[Stored records]
──────────
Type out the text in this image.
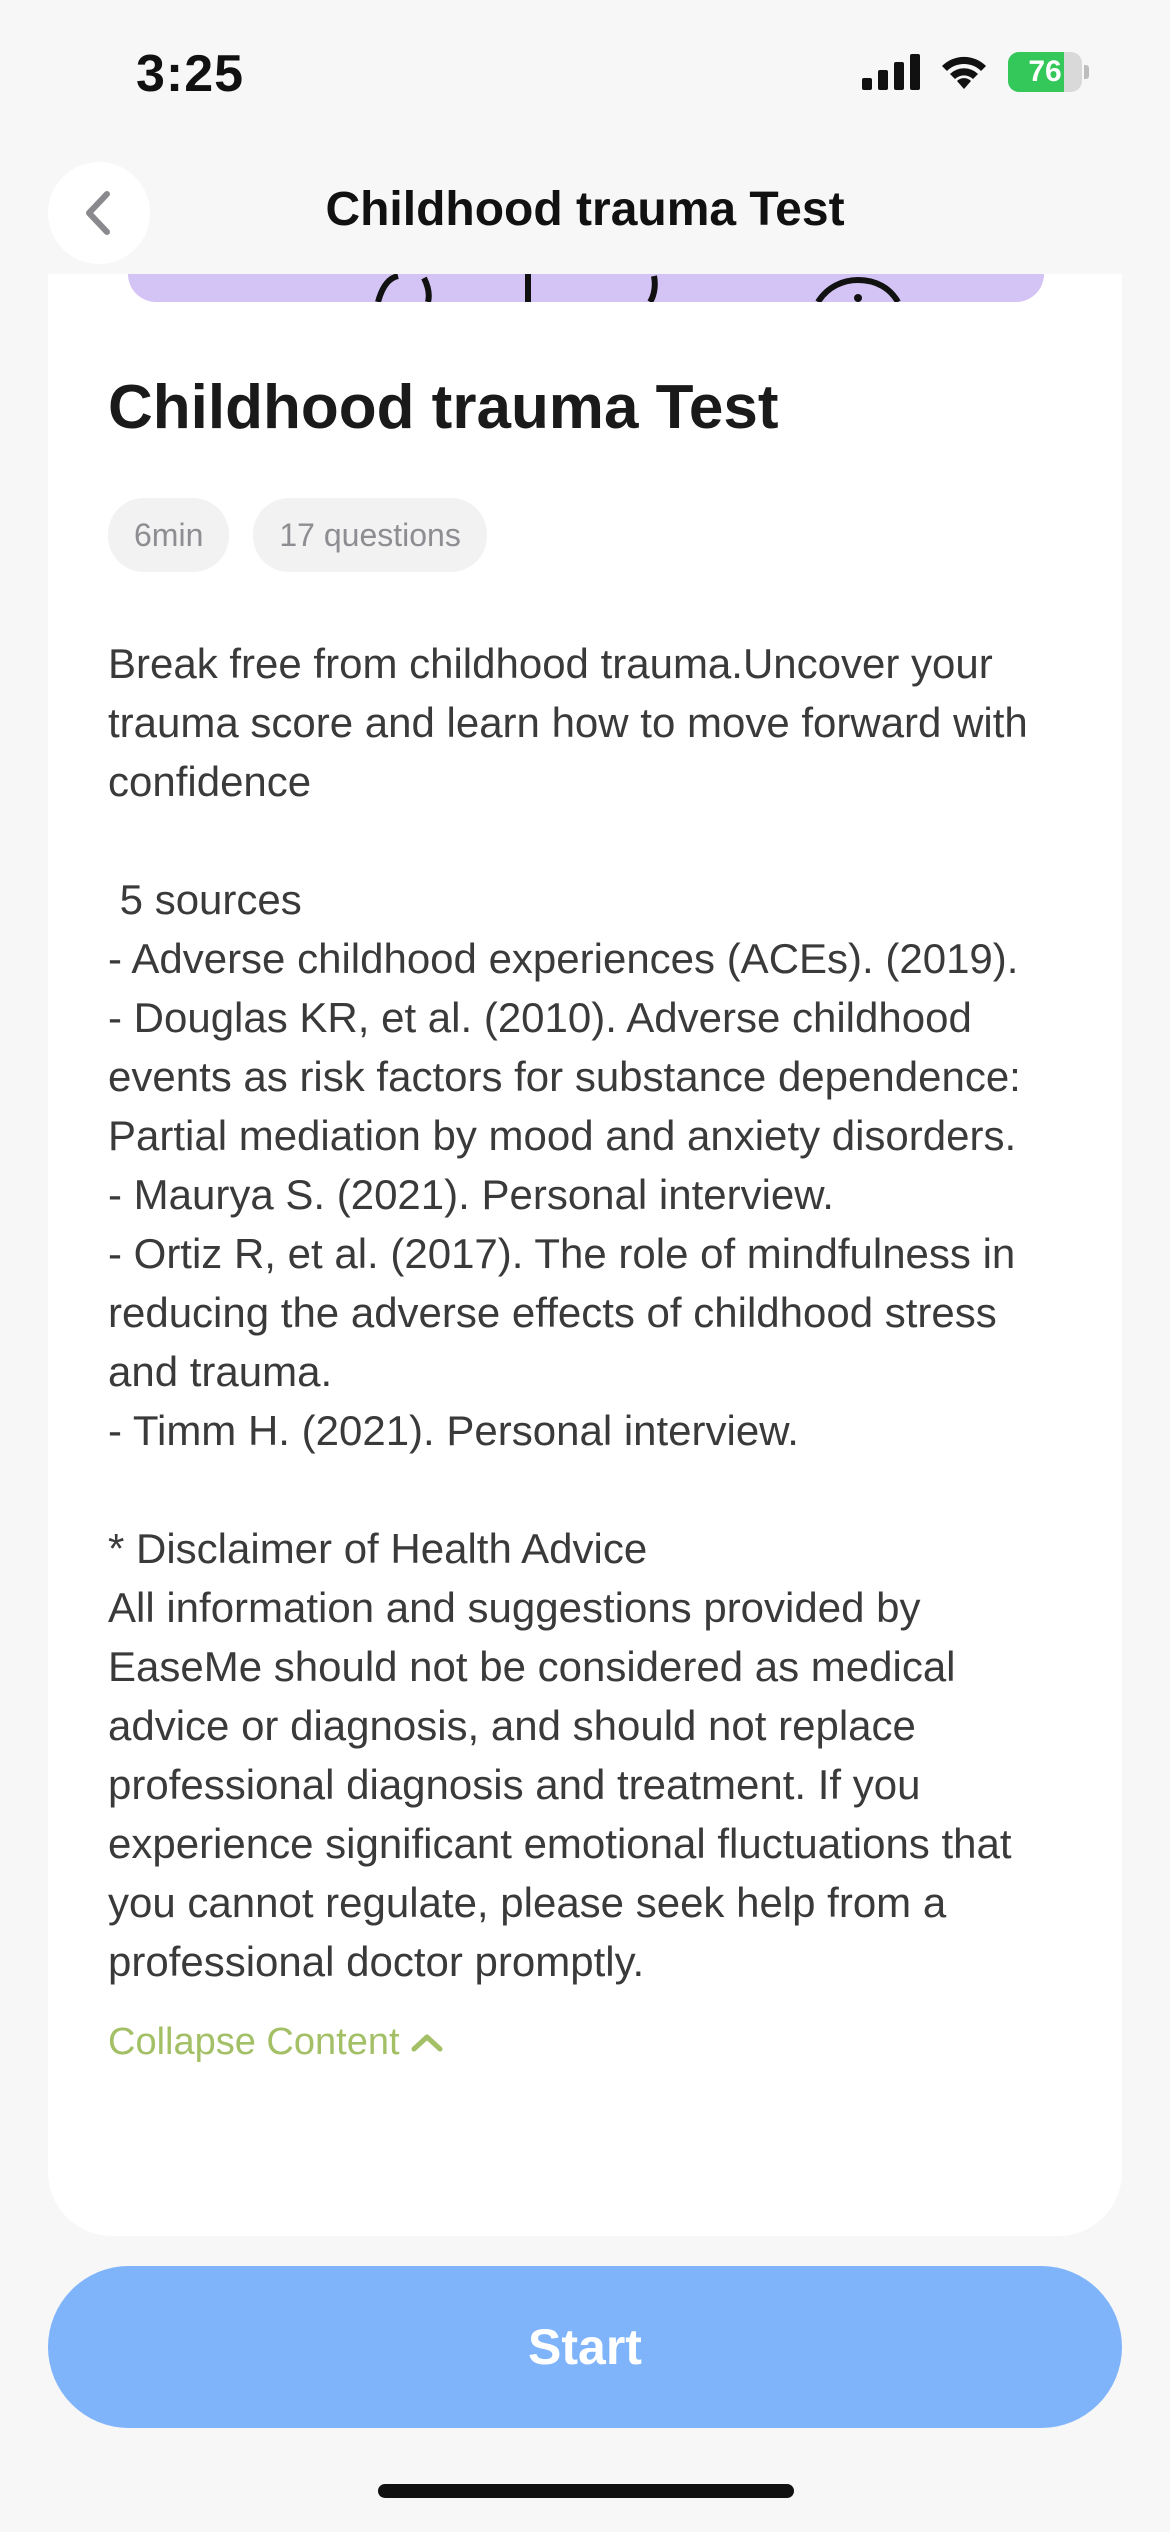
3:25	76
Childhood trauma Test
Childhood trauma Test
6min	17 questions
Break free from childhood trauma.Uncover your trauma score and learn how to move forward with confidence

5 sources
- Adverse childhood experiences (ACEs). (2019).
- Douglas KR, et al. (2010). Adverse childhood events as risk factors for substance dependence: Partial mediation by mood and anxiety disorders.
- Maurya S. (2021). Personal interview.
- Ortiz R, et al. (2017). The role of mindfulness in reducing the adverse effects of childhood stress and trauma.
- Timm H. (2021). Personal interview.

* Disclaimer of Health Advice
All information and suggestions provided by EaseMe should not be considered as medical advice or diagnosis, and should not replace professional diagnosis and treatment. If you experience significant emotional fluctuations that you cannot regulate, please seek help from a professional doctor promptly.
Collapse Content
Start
──────────
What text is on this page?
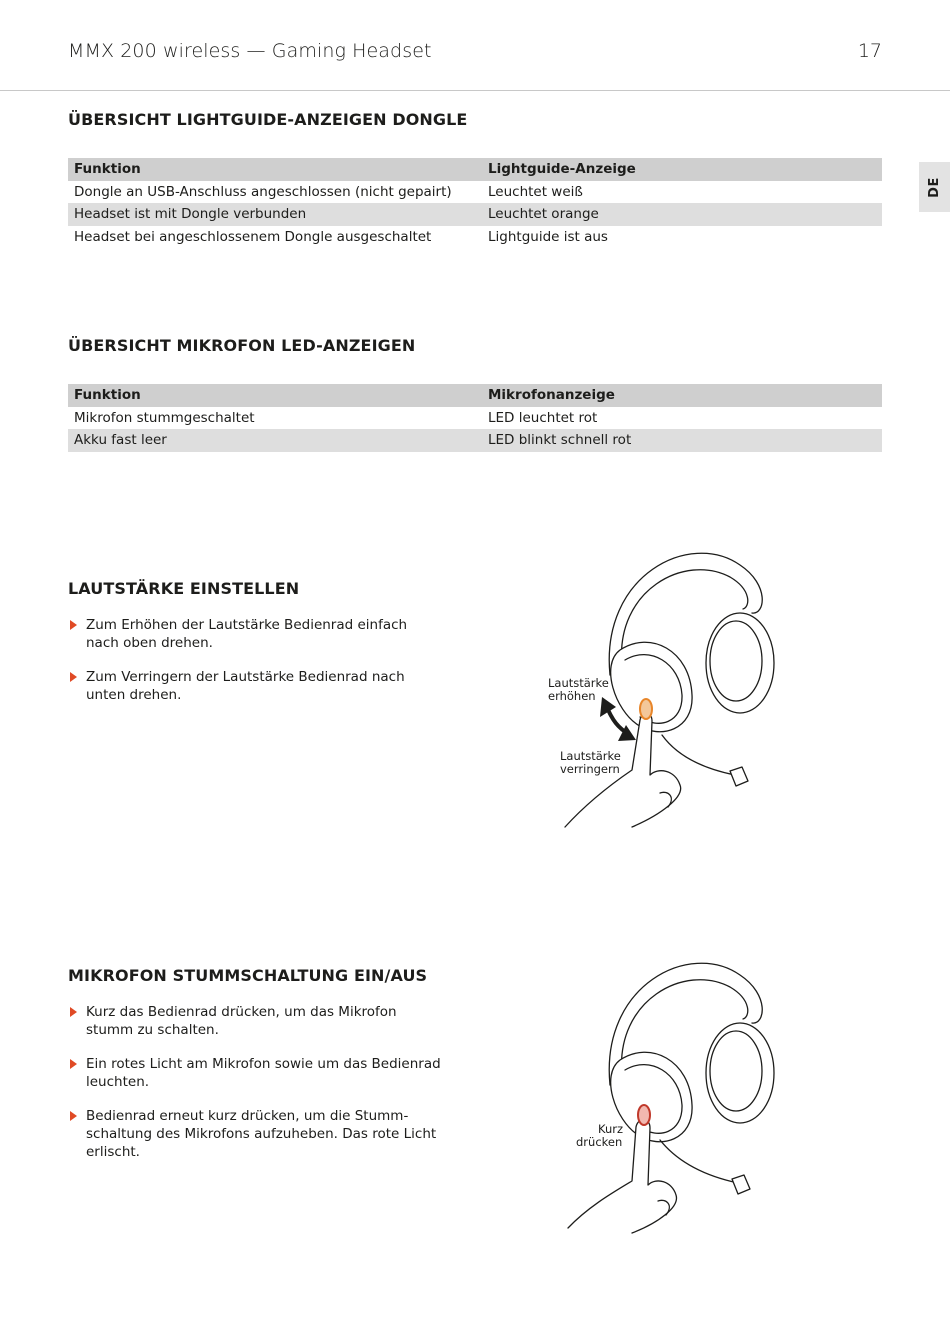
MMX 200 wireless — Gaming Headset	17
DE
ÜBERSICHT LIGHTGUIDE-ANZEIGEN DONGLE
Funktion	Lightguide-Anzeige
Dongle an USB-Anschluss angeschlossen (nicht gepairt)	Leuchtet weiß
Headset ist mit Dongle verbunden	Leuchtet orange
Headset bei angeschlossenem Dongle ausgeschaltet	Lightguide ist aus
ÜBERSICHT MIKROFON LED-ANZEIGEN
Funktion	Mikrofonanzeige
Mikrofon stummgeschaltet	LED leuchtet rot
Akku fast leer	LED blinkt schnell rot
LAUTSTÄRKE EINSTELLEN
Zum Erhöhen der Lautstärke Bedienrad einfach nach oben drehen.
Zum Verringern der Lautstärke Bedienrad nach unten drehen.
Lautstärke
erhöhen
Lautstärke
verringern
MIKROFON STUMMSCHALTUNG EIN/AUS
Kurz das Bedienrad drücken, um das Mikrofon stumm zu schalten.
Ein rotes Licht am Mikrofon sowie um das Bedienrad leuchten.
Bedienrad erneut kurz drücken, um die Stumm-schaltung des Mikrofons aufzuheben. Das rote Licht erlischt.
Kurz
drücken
──────────
_Aim_
Of the lines above, copy each that contains "nach".

_Exercise answer_
Zum Erhöhen der Lautstärke Bedienrad einfach nach oben drehen.
Zum Verringern der Lautstärke Bedienrad nach unten drehen.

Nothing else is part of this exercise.